- [AVAILABLE RECORDS]
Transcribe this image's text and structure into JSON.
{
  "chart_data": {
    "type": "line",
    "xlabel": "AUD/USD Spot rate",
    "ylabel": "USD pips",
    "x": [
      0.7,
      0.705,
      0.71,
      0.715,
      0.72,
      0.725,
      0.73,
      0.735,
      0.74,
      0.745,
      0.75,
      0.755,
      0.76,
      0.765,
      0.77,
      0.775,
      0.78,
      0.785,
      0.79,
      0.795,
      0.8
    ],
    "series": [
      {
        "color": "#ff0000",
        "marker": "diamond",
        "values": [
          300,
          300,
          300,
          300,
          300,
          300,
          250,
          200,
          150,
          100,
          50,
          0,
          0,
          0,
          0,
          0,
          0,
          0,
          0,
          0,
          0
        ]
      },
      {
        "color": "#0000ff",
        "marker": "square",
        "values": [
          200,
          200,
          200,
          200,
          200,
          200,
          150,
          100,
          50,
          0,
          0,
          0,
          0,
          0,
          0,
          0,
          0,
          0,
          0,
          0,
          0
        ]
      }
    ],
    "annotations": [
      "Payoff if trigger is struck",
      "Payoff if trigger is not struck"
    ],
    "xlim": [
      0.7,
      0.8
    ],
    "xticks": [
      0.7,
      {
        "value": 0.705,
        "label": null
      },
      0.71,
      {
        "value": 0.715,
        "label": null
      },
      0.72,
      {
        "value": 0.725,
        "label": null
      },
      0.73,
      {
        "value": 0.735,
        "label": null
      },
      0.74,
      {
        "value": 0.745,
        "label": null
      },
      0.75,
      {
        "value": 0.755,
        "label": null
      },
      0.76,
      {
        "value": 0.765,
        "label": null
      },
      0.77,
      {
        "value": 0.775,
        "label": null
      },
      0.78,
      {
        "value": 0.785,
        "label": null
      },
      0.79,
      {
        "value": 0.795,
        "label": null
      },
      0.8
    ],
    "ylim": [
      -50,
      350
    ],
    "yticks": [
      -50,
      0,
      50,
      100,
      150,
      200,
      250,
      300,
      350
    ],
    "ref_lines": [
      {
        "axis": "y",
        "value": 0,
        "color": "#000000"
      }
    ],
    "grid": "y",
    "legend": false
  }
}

- [TASK]
Please output every record, keeping each line exact.

- [OUTPUT FOR THIS TASK]
Transcribe this image's text and structure into JSON.
{
  "chart_data": {
    "type": "line",
    "xlabel": "AUD/USD Spot rate",
    "ylabel": "USD pips",
    "x": [
      0.7,
      0.705,
      0.71,
      0.715,
      0.72,
      0.725,
      0.73,
      0.735,
      0.74,
      0.745,
      0.75,
      0.755,
      0.76,
      0.765,
      0.77,
      0.775,
      0.78,
      0.785,
      0.79,
      0.795,
      0.8
    ],
    "series": [
      {
        "color": "#ff0000",
        "marker": "diamond",
        "values": [
          300,
          300,
          300,
          300,
          300,
          300,
          250,
          200,
          150,
          100,
          50,
          0,
          0,
          0,
          0,
          0,
          0,
          0,
          0,
          0,
          0
        ]
      },
      {
        "color": "#0000ff",
        "marker": "square",
        "values": [
          200,
          200,
          200,
          200,
          200,
          200,
          150,
          100,
          50,
          0,
          0,
          0,
          0,
          0,
          0,
          0,
          0,
          0,
          0,
          0,
          0
        ]
      }
    ],
    "annotations": [
      "Payoff if trigger is struck",
      "Payoff if trigger is not struck"
    ],
    "xlim": [
      0.7,
      0.8
    ],
    "xticks": [
      0.7,
      {
        "value": 0.705,
        "label": null
      },
      0.71,
      {
        "value": 0.715,
        "label": null
      },
      0.72,
      {
        "value": 0.725,
        "label": null
      },
      0.73,
      {
        "value": 0.735,
        "label": null
      },
      0.74,
      {
        "value": 0.745,
        "label": null
      },
      0.75,
      {
        "value": 0.755,
        "label": null
      },
      0.76,
      {
        "value": 0.765,
        "label": null
      },
      0.77,
      {
        "value": 0.775,
        "label": null
      },
      0.78,
      {
        "value": 0.785,
        "label": null
      },
      0.79,
      {
        "value": 0.795,
        "label": null
      },
      0.8
    ],
    "ylim": [
      -50,
      350
    ],
    "yticks": [
      -50,
      0,
      50,
      100,
      150,
      200,
      250,
      300,
      350
    ],
    "ref_lines": [
      {
        "axis": "y",
        "value": 0,
        "color": "#000000"
      }
    ],
    "grid": "y",
    "legend": false
  }
}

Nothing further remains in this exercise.